Given information>
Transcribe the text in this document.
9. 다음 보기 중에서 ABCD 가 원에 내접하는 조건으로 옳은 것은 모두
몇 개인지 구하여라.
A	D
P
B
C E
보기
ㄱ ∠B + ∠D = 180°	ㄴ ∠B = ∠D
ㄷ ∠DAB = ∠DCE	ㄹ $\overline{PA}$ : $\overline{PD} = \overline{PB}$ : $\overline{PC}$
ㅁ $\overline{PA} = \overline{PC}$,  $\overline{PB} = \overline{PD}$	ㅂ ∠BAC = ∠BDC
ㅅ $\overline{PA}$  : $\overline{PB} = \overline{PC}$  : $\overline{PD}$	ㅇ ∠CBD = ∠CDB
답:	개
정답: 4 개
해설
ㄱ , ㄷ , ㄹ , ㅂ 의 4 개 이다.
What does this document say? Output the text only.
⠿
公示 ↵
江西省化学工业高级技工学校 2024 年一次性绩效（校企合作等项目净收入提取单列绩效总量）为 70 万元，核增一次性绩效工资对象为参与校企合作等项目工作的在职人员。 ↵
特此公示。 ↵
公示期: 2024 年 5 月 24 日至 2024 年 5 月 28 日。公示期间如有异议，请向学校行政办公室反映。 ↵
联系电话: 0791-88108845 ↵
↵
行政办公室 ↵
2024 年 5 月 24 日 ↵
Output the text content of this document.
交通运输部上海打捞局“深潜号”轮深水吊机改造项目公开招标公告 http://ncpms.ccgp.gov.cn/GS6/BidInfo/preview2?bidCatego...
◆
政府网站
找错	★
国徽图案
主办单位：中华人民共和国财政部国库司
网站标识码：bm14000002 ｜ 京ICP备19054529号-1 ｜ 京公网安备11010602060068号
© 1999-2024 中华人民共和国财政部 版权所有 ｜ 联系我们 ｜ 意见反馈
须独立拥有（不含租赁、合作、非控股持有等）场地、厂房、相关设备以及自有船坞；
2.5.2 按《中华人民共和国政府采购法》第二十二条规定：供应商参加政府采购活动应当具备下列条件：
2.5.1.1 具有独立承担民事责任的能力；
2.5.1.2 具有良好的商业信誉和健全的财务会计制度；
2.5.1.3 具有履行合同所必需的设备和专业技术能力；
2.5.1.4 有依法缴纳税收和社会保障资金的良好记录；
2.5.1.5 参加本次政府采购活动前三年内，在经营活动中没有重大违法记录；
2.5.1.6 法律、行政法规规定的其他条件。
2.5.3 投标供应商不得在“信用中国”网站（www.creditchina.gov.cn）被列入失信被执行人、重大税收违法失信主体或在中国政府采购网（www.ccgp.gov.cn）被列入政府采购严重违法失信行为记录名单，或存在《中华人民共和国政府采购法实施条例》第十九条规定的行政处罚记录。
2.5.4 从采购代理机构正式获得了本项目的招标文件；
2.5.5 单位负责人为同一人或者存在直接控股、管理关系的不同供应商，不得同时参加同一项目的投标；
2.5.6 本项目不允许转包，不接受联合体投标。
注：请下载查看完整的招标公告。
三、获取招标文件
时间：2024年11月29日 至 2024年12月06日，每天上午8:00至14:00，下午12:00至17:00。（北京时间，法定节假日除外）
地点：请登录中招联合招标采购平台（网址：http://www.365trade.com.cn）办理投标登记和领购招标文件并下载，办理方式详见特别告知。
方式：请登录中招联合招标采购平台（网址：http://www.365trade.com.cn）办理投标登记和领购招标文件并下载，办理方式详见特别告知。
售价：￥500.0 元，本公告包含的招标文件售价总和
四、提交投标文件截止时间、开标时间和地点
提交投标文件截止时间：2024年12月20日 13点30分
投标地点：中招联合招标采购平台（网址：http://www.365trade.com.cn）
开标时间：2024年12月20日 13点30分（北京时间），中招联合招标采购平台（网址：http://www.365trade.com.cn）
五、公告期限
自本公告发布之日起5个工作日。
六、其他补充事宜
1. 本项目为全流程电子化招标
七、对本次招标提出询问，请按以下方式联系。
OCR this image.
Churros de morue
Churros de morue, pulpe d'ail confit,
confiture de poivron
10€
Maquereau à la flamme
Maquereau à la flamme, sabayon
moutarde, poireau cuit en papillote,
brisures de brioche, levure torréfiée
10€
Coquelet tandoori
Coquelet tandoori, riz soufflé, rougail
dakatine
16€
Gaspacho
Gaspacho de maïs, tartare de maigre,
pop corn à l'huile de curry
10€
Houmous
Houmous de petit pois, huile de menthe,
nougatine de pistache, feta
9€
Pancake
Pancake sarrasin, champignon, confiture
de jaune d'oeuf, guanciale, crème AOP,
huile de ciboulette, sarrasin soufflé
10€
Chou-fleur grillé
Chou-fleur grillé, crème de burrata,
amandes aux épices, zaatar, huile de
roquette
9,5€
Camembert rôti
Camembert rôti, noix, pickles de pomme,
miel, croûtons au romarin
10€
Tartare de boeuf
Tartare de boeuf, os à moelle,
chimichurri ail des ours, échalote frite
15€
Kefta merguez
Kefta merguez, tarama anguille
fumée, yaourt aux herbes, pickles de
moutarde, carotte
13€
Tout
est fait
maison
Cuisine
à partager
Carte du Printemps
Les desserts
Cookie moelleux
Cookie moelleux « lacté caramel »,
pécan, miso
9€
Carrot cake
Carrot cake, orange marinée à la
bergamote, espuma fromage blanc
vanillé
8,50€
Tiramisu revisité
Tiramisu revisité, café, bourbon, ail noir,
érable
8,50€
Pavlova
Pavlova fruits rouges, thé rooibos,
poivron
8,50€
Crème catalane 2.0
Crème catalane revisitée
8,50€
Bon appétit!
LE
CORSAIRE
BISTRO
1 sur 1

What is needed> Repeat all the entries exactly as given.

Result for this task>
Transcribe the text in this document.
9. 다음 보기 중에서 ABCD 가 원에 내접하는 조건으로 옳은 것은 모두
몇 개인지 구하여라.
A	D
P
B
C E
보기
ㄱ ∠B + ∠D = 180°	ㄴ ∠B = ∠D
ㄷ ∠DAB = ∠DCE	ㄹ $\overline{PA}$ : $\overline{PD} = \overline{PB}$ : $\overline{PC}$
ㅁ $\overline{PA} = \overline{PC}$,  $\overline{PB} = \overline{PD}$	ㅂ ∠BAC = ∠BDC
ㅅ $\overline{PA}$  : $\overline{PB} = \overline{PC}$  : $\overline{PD}$	ㅇ ∠CBD = ∠CDB
답:	개
정답: 4 개
해설
ㄱ , ㄷ , ㄹ , ㅂ 의 4 개 이다.
What does this document say? Output the text only.
⠿
公示 ↵
江西省化学工业高级技工学校 2024 年一次性绩效（校企合作等项目净收入提取单列绩效总量）为 70 万元，核增一次性绩效工资对象为参与校企合作等项目工作的在职人员。 ↵
特此公示。 ↵
公示期: 2024 年 5 月 24 日至 2024 年 5 月 28 日。公示期间如有异议，请向学校行政办公室反映。 ↵
联系电话: 0791-88108845 ↵
↵
行政办公室 ↵
2024 年 5 月 24 日 ↵
Output the text content of this document.
交通运输部上海打捞局“深潜号”轮深水吊机改造项目公开招标公告 http://ncpms.ccgp.gov.cn/GS6/BidInfo/preview2?bidCatego...
◆
政府网站
找错	★
国徽图案
主办单位：中华人民共和国财政部国库司
网站标识码：bm14000002 ｜ 京ICP备19054529号-1 ｜ 京公网安备11010602060068号
© 1999-2024 中华人民共和国财政部 版权所有 ｜ 联系我们 ｜ 意见反馈
须独立拥有（不含租赁、合作、非控股持有等）场地、厂房、相关设备以及自有船坞；
2.5.2 按《中华人民共和国政府采购法》第二十二条规定：供应商参加政府采购活动应当具备下列条件：
2.5.1.1 具有独立承担民事责任的能力；
2.5.1.2 具有良好的商业信誉和健全的财务会计制度；
2.5.1.3 具有履行合同所必需的设备和专业技术能力；
2.5.1.4 有依法缴纳税收和社会保障资金的良好记录；
2.5.1.5 参加本次政府采购活动前三年内，在经营活动中没有重大违法记录；
2.5.1.6 法律、行政法规规定的其他条件。
2.5.3 投标供应商不得在“信用中国”网站（www.creditchina.gov.cn）被列入失信被执行人、重大税收违法失信主体或在中国政府采购网（www.ccgp.gov.cn）被列入政府采购严重违法失信行为记录名单，或存在《中华人民共和国政府采购法实施条例》第十九条规定的行政处罚记录。
2.5.4 从采购代理机构正式获得了本项目的招标文件；
2.5.5 单位负责人为同一人或者存在直接控股、管理关系的不同供应商，不得同时参加同一项目的投标；
2.5.6 本项目不允许转包，不接受联合体投标。
注：请下载查看完整的招标公告。
三、获取招标文件
时间：2024年11月29日 至 2024年12月06日，每天上午8:00至14:00，下午12:00至17:00。（北京时间，法定节假日除外）
地点：请登录中招联合招标采购平台（网址：http://www.365trade.com.cn）办理投标登记和领购招标文件并下载，办理方式详见特别告知。
方式：请登录中招联合招标采购平台（网址：http://www.365trade.com.cn）办理投标登记和领购招标文件并下载，办理方式详见特别告知。
售价：￥500.0 元，本公告包含的招标文件售价总和
四、提交投标文件截止时间、开标时间和地点
提交投标文件截止时间：2024年12月20日 13点30分
投标地点：中招联合招标采购平台（网址：http://www.365trade.com.cn）
开标时间：2024年12月20日 13点30分（北京时间），中招联合招标采购平台（网址：http://www.365trade.com.cn）
五、公告期限
自本公告发布之日起5个工作日。
六、其他补充事宜
1. 本项目为全流程电子化招标
七、对本次招标提出询问，请按以下方式联系。
OCR this image.
Churros de morue
Churros de morue, pulpe d'ail confit,
confiture de poivron
10€
Maquereau à la flamme
Maquereau à la flamme, sabayon
moutarde, poireau cuit en papillote,
brisures de brioche, levure torréfiée
10€
Coquelet tandoori
Coquelet tandoori, riz soufflé, rougail
dakatine
16€
Gaspacho
Gaspacho de maïs, tartare de maigre,
pop corn à l'huile de curry
10€
Houmous
Houmous de petit pois, huile de menthe,
nougatine de pistache, feta
9€
Pancake
Pancake sarrasin, champignon, confiture
de jaune d'oeuf, guanciale, crème AOP,
huile de ciboulette, sarrasin soufflé
10€
Chou-fleur grillé
Chou-fleur grillé, crème de burrata,
amandes aux épices, zaatar, huile de
roquette
9,5€
Camembert rôti
Camembert rôti, noix, pickles de pomme,
miel, croûtons au romarin
10€
Tartare de boeuf
Tartare de boeuf, os à moelle,
chimichurri ail des ours, échalote frite
15€
Kefta merguez
Kefta merguez, tarama anguille
fumée, yaourt aux herbes, pickles de
moutarde, carotte
13€
Tout
est fait
maison
Cuisine
à partager
Carte du Printemps
Les desserts
Cookie moelleux
Cookie moelleux « lacté caramel »,
pécan, miso
9€
Carrot cake
Carrot cake, orange marinée à la
bergamote, espuma fromage blanc
vanillé
8,50€
Tiramisu revisité
Tiramisu revisité, café, bourbon, ail noir,
érable
8,50€
Pavlova
Pavlova fruits rouges, thé rooibos,
poivron
8,50€
Crème catalane 2.0
Crème catalane revisitée
8,50€
Bon appétit!
LE
CORSAIRE
BISTRO
1 sur 1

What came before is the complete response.